Element position data:
* * * * * * * * *
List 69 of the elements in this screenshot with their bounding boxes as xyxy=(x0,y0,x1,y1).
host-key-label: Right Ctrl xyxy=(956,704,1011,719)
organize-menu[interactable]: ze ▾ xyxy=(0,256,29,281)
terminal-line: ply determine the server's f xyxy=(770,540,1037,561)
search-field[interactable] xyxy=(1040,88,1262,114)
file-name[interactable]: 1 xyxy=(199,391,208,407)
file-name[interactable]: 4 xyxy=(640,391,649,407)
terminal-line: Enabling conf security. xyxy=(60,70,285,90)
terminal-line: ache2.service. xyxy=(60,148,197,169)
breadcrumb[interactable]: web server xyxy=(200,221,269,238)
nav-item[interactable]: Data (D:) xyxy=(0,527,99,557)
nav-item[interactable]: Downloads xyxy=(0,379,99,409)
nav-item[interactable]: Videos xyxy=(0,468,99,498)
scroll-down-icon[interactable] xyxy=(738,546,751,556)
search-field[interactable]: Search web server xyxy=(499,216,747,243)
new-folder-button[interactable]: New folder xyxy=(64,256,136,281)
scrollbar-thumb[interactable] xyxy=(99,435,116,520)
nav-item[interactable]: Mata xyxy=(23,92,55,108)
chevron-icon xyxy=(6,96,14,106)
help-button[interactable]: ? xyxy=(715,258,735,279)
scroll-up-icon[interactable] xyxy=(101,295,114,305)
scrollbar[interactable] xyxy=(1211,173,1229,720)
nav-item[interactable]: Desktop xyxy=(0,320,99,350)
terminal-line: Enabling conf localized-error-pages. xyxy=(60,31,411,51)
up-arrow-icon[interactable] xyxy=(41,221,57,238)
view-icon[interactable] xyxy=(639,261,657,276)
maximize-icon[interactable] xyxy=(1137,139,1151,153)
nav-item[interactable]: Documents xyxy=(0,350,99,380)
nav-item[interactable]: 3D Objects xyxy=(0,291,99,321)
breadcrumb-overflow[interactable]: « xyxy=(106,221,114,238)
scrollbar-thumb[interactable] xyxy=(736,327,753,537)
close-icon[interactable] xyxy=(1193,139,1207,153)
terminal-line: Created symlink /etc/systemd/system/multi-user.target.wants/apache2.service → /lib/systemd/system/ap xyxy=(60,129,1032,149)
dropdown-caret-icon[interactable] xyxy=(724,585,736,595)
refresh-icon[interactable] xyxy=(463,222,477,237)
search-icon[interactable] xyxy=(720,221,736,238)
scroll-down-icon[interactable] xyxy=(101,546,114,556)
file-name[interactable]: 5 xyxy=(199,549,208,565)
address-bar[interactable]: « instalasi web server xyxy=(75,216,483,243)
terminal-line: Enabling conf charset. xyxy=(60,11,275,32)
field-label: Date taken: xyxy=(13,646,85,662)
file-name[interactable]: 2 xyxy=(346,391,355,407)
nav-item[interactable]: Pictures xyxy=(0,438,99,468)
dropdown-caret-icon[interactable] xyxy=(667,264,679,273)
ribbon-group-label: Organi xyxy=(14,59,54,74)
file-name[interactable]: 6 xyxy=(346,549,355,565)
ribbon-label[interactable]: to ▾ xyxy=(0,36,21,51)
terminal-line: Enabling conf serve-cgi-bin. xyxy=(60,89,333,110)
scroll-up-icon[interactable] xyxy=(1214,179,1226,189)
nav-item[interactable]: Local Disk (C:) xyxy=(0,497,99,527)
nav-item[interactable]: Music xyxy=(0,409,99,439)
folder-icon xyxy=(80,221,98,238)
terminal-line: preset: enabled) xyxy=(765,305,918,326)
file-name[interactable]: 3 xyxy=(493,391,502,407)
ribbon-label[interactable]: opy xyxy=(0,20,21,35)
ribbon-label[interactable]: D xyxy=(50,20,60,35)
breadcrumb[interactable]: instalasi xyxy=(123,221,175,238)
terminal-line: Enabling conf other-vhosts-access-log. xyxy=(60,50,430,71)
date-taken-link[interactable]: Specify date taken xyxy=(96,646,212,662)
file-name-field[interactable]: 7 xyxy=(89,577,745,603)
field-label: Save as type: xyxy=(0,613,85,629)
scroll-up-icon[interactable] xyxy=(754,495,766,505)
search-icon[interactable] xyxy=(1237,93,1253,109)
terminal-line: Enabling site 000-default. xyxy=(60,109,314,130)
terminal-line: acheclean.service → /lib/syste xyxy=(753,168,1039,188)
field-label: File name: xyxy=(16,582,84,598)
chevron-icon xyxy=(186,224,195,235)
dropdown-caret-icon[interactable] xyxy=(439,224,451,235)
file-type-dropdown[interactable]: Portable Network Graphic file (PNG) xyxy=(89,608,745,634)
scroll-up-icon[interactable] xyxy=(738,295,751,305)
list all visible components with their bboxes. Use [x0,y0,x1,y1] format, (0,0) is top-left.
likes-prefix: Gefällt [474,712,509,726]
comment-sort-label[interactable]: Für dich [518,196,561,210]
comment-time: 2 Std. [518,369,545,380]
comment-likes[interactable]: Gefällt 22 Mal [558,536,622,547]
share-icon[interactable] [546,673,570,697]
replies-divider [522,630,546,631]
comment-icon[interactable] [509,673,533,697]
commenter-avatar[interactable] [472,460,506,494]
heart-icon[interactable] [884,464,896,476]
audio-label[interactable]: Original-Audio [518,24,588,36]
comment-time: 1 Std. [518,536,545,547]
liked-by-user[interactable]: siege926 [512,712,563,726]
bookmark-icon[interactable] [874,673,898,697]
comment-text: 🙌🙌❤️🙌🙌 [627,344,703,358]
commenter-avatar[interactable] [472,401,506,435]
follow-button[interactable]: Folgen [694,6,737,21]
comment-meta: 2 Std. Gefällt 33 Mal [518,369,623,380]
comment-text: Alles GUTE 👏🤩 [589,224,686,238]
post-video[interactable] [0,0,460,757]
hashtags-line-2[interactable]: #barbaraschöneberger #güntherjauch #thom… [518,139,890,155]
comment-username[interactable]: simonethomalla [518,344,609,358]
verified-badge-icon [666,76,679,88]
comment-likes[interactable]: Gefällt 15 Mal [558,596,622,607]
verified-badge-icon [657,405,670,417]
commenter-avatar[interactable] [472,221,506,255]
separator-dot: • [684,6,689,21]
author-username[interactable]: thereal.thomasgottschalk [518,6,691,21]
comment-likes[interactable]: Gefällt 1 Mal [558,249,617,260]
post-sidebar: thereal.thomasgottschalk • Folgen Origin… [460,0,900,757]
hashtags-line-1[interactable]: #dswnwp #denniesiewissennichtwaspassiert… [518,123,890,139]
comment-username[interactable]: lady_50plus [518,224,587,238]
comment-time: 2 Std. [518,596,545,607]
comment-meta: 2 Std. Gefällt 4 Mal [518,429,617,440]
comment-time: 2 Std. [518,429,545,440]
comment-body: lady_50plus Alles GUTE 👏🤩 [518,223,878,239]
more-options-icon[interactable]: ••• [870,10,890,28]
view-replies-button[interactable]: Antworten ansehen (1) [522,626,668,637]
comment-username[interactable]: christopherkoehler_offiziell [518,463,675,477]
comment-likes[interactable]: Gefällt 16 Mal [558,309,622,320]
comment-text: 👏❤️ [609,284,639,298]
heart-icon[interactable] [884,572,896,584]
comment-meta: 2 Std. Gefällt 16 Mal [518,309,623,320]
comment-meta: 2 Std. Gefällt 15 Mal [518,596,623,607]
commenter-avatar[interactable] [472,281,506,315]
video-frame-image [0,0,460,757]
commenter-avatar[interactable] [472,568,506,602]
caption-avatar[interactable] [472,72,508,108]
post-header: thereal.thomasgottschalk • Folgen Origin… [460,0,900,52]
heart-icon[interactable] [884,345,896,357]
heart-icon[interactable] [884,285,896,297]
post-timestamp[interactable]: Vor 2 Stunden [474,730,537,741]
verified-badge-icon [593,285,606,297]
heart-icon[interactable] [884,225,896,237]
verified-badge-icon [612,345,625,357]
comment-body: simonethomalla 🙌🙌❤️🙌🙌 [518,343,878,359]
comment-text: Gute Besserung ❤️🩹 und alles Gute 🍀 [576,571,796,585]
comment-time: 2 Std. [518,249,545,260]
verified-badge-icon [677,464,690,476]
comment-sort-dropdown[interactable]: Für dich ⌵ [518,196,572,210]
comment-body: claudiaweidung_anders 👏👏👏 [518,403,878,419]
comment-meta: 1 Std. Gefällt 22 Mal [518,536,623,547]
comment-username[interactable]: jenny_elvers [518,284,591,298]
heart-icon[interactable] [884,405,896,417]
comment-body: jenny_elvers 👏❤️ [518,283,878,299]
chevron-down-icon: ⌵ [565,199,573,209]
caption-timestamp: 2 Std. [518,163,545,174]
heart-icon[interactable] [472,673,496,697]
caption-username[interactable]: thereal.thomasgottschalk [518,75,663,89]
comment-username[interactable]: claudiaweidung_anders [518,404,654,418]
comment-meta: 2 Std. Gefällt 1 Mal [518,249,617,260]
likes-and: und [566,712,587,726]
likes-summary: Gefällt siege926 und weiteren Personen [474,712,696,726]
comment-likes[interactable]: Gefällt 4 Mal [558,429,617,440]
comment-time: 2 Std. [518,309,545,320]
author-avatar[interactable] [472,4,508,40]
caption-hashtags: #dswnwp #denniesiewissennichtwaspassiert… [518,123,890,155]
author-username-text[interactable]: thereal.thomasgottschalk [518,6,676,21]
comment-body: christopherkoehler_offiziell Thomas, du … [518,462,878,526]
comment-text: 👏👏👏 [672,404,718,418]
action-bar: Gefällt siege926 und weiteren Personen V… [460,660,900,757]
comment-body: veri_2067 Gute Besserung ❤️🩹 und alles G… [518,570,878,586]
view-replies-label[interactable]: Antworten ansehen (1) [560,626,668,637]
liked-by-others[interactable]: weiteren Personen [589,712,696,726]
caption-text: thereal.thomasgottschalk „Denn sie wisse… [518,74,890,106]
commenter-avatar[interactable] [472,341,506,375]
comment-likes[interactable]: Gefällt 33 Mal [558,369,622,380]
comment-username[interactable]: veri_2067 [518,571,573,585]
* * * * * * * * *
→ GOAL: Update the records from the start through the line that contains "nav-item[interactable]: Data (D:)" by replacing "terminal-line" with "console-line" and keeping everything else the same. Give back only those lines.

→ OUTPUT OF THE EXERCISE:
List 69 of the elements in this screenshot with their bounding boxes as xyxy=(x0,y0,x1,y1).
host-key-label: Right Ctrl xyxy=(956,704,1011,719)
organize-menu[interactable]: ze ▾ xyxy=(0,256,29,281)
console-line: ply determine the server's f xyxy=(770,540,1037,561)
search-field[interactable] xyxy=(1040,88,1262,114)
file-name[interactable]: 1 xyxy=(199,391,208,407)
file-name[interactable]: 4 xyxy=(640,391,649,407)
console-line: Enabling conf security. xyxy=(60,70,285,90)
console-line: ache2.service. xyxy=(60,148,197,169)
breadcrumb[interactable]: web server xyxy=(200,221,269,238)
nav-item[interactable]: Data (D:) xyxy=(0,527,99,557)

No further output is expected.